» **OBJECTIVE**
Among the entries below, find the lines with "不能相加" and copy them.

Start DATASET EXTRACT

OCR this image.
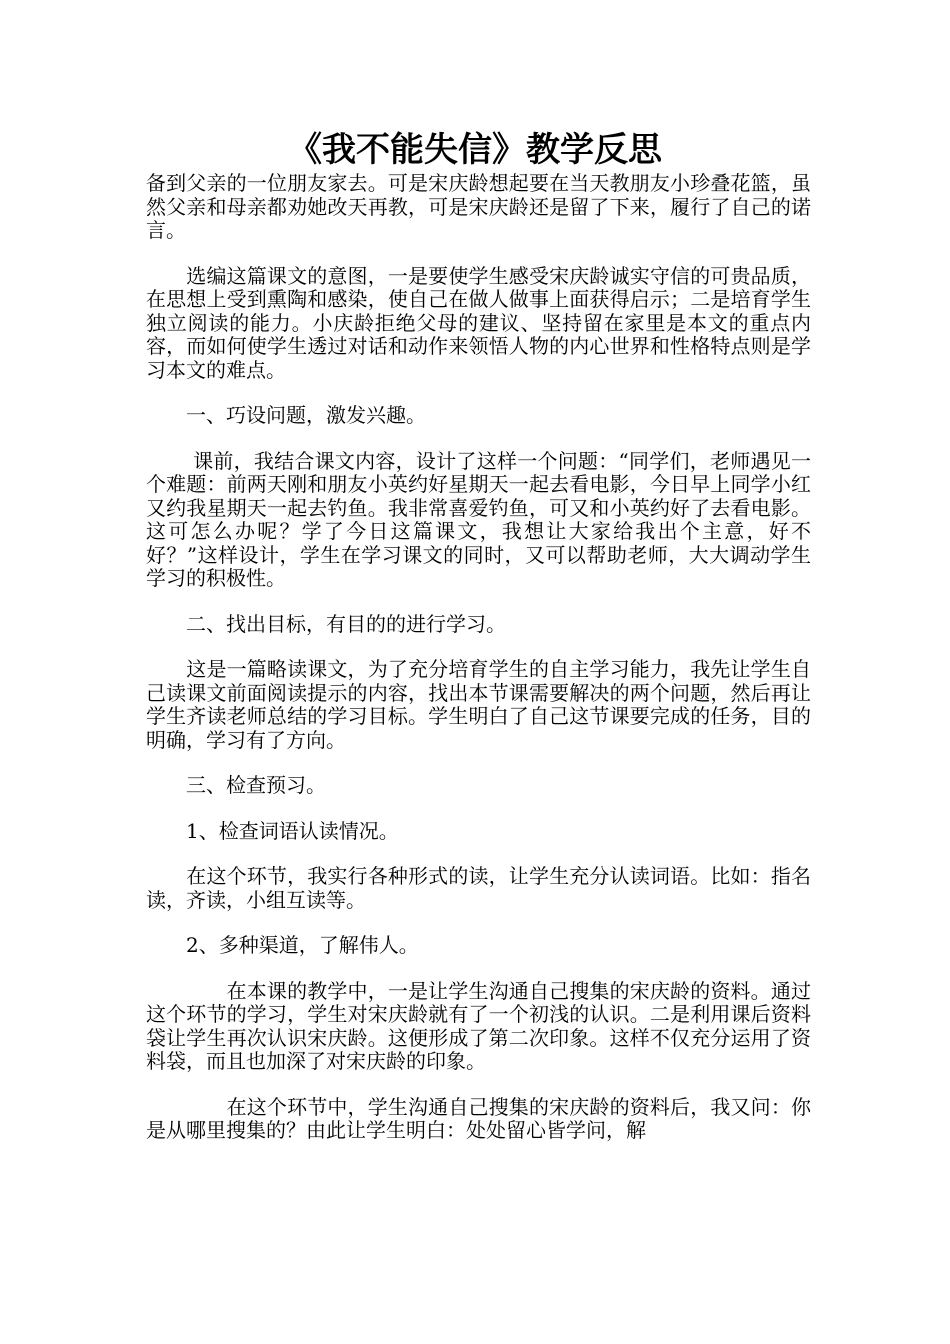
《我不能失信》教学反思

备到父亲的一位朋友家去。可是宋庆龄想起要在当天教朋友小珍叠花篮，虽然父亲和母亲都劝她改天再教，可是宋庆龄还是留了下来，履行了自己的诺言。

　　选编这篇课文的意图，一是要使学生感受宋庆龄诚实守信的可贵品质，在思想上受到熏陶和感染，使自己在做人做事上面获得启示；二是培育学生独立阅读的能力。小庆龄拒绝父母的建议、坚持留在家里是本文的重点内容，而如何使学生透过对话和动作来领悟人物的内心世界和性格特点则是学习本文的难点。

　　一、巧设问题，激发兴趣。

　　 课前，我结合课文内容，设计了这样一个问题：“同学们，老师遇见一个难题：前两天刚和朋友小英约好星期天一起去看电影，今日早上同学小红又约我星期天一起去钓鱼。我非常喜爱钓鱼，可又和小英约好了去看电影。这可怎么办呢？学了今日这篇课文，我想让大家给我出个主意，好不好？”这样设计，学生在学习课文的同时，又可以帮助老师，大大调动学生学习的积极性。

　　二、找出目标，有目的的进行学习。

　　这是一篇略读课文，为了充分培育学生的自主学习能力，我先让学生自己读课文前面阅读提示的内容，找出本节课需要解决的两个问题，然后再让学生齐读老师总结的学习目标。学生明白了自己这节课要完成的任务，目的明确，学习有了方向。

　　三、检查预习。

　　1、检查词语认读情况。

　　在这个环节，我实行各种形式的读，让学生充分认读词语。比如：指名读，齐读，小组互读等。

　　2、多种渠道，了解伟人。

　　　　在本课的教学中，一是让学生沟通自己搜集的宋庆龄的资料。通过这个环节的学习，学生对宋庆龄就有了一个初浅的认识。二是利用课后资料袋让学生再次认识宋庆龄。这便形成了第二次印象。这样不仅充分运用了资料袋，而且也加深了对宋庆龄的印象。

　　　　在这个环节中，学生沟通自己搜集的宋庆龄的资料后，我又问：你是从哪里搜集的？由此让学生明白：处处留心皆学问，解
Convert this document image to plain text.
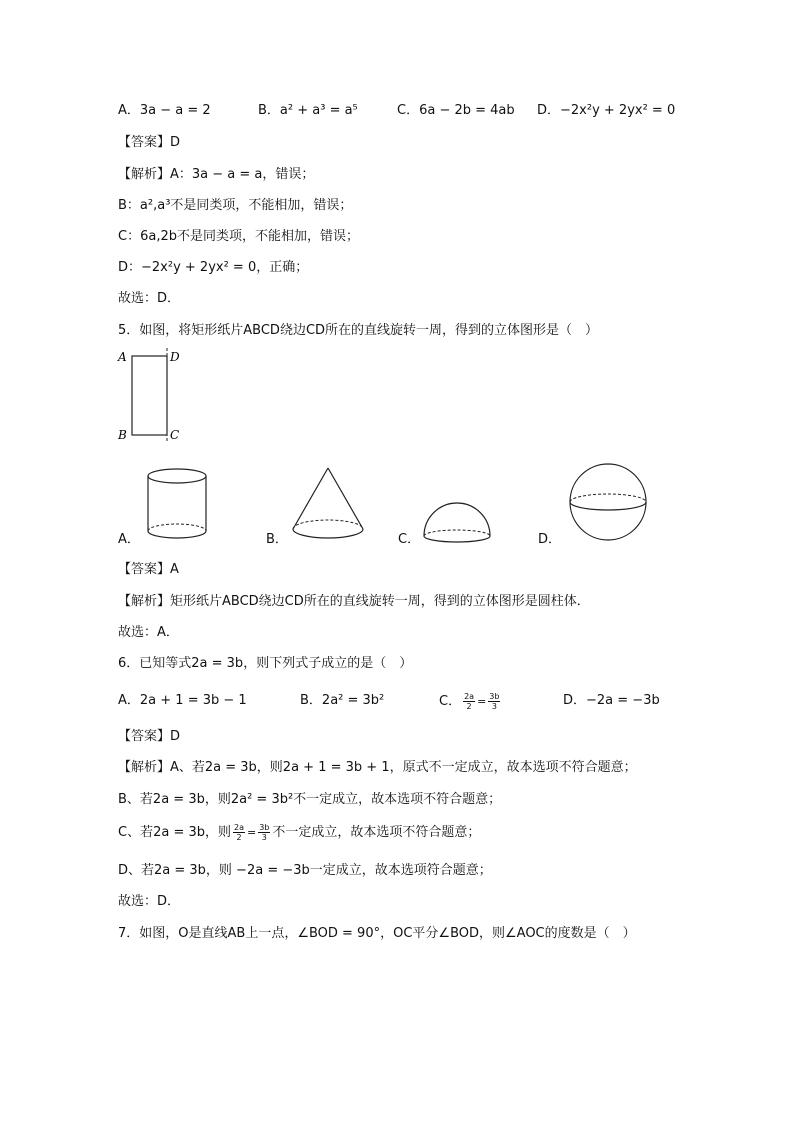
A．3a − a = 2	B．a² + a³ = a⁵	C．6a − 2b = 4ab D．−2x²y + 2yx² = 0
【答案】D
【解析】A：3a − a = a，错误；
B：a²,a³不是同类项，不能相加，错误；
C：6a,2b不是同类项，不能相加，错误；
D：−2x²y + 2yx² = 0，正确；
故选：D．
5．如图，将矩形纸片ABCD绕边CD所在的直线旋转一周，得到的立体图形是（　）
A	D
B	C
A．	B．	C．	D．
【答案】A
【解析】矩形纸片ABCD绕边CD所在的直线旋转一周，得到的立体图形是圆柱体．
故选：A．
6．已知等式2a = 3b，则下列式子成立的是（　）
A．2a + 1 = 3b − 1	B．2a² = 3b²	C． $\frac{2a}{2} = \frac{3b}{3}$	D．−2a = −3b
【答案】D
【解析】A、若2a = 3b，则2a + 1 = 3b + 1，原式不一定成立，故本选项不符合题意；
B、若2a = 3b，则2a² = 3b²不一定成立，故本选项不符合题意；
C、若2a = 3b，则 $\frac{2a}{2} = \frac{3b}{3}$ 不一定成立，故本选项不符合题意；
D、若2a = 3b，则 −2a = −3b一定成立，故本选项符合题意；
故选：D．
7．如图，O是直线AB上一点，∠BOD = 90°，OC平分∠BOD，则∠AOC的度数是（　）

End DATASET EXTRACT

» **FINAL RESULT**
B：a²,a³不是同类项，不能相加，错误；
C：6a,2b不是同类项，不能相加，错误；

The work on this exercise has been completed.